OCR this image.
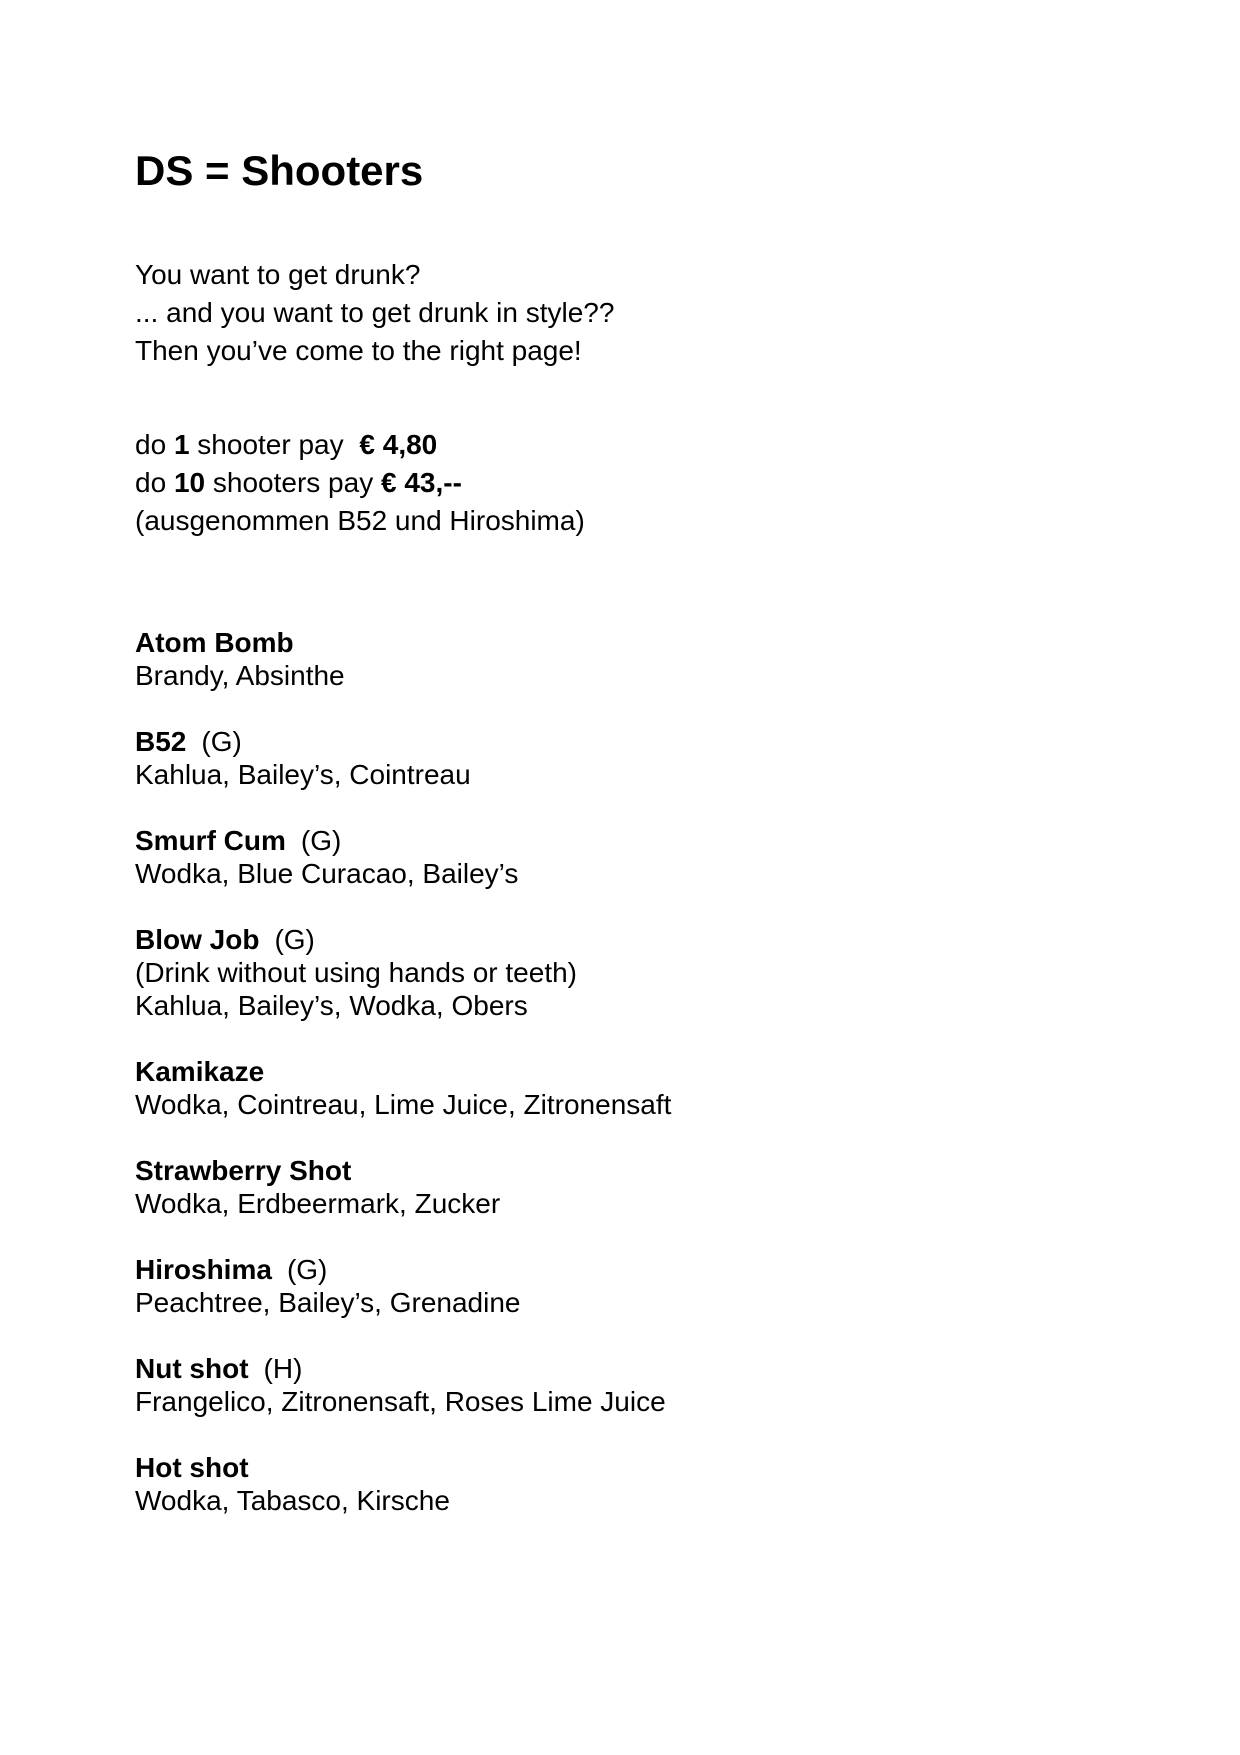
DS = Shooters
You want to get drunk?
... and you want to get drunk in style??
Then you’ve come to the right page!
do 1 shooter pay € 4,80
do 10 shooters pay € 43,--
(ausgenommen B52 und Hiroshima)
Atom Bomb
Brandy, Absinthe
B52 (G)
Kahlua, Bailey’s, Cointreau
Smurf Cum (G)
Wodka, Blue Curacao, Bailey’s
Blow Job (G)
(Drink without using hands or teeth)
Kahlua, Bailey’s, Wodka, Obers
Kamikaze
Wodka, Cointreau, Lime Juice, Zitronensaft
Strawberry Shot
Wodka, Erdbeermark, Zucker
Hiroshima (G)
Peachtree, Bailey’s, Grenadine
Nut shot (H)
Frangelico, Zitronensaft, Roses Lime Juice
Hot shot
Wodka, Tabasco, Kirsche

## [Instructions for the task]
Would you copy each line of the records that contains "Cointreau"?

## [Output below]
Kahlua, Bailey’s, Cointreau
Wodka, Cointreau, Lime Juice, Zitronensaft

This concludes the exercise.